:: Dataset content

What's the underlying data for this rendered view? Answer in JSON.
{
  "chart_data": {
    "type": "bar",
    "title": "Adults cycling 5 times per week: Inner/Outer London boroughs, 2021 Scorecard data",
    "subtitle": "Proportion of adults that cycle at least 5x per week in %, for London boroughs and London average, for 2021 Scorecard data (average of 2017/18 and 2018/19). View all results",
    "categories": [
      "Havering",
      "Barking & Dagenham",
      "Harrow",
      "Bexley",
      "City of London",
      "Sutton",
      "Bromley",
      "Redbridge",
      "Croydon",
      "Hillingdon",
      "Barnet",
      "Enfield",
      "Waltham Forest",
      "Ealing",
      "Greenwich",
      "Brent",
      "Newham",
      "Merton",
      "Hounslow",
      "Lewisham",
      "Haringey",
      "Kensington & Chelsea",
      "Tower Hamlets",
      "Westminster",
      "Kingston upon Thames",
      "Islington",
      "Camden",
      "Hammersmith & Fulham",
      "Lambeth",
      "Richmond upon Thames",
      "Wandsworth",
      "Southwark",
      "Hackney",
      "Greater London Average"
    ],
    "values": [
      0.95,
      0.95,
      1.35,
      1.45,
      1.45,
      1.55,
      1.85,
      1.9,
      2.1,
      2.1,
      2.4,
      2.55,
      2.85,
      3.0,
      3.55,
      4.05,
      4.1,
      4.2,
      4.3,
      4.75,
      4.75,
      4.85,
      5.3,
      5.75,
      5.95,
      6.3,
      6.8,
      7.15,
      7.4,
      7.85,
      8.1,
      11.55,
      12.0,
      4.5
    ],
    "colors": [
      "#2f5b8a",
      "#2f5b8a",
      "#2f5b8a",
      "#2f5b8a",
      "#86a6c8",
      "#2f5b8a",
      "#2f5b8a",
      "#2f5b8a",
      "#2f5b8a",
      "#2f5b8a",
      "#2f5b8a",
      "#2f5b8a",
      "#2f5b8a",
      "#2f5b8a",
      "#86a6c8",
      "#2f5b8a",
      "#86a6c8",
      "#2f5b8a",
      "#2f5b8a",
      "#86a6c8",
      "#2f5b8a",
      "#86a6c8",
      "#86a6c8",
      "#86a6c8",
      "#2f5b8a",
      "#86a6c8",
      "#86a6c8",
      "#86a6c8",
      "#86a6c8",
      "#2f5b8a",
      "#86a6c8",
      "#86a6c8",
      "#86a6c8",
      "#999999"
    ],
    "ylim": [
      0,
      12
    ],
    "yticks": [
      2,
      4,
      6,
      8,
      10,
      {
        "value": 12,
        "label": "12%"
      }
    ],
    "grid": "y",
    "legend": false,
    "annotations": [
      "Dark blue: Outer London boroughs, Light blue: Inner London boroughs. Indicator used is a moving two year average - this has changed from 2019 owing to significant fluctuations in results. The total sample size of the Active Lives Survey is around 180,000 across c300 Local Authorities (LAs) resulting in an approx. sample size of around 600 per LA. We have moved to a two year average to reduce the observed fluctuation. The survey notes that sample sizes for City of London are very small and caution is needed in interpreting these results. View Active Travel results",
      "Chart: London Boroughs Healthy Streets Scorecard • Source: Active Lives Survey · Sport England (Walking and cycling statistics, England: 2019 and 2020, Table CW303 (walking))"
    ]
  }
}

::::

* _Problem to work on_:
Check each line above for the word "Active" and copy the ones that have it.

* _Output_:
      "Dark blue: Outer London boroughs, Light blue: Inner London boroughs. Indicator used is a moving two year average - this has changed from 2019 owing to significant fluctuations in results. The total sample size of the Active Lives Survey is around 180,000 across c300 Local Authorities (LAs) resulting in an approx. sample size of around 600 per LA. We have moved to a two year average to reduce the observed fluctuation. The survey notes that sample sizes for City of London are very small and caution is needed in interpreting these results. View Active Travel results",
      "Chart: London Boroughs Healthy Streets Scorecard • Source: Active Lives Survey · Sport England (Walking and cycling statistics, England: 2019 and 2020, Table CW303 (walking))"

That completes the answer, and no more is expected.